* [Work to be completed]: Each record below should be repeated precisely as written.

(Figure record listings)
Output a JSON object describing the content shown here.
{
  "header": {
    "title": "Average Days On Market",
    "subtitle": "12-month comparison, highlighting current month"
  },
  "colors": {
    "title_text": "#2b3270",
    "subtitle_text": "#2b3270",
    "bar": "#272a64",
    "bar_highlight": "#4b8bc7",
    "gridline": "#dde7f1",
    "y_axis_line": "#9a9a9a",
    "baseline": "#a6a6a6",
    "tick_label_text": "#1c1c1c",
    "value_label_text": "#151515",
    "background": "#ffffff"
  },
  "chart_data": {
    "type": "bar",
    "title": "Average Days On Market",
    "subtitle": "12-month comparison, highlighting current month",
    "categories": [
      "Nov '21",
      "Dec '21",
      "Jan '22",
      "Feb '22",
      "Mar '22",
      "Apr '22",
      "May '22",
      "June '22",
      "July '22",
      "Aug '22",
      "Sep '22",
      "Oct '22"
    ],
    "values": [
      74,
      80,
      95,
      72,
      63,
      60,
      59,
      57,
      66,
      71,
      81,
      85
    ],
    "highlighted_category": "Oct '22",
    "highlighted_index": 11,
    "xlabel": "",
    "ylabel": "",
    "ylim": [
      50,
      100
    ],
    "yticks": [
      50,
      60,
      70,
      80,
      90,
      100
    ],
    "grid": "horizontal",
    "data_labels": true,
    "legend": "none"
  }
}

* [Response below]:
Output a JSON object describing the content shown here.
{
  "header": {
    "title": "Average Days On Market",
    "subtitle": "12-month comparison, highlighting current month"
  },
  "colors": {
    "title_text": "#2b3270",
    "subtitle_text": "#2b3270",
    "bar": "#272a64",
    "bar_highlight": "#4b8bc7",
    "gridline": "#dde7f1",
    "y_axis_line": "#9a9a9a",
    "baseline": "#a6a6a6",
    "tick_label_text": "#1c1c1c",
    "value_label_text": "#151515",
    "background": "#ffffff"
  },
  "chart_data": {
    "type": "bar",
    "title": "Average Days On Market",
    "subtitle": "12-month comparison, highlighting current month",
    "categories": [
      "Nov '21",
      "Dec '21",
      "Jan '22",
      "Feb '22",
      "Mar '22",
      "Apr '22",
      "May '22",
      "June '22",
      "July '22",
      "Aug '22",
      "Sep '22",
      "Oct '22"
    ],
    "values": [
      74,
      80,
      95,
      72,
      63,
      60,
      59,
      57,
      66,
      71,
      81,
      85
    ],
    "highlighted_category": "Oct '22",
    "highlighted_index": 11,
    "xlabel": "",
    "ylabel": "",
    "ylim": [
      50,
      100
    ],
    "yticks": [
      50,
      60,
      70,
      80,
      90,
      100
    ],
    "grid": "horizontal",
    "data_labels": true,
    "legend": "none"
  }
}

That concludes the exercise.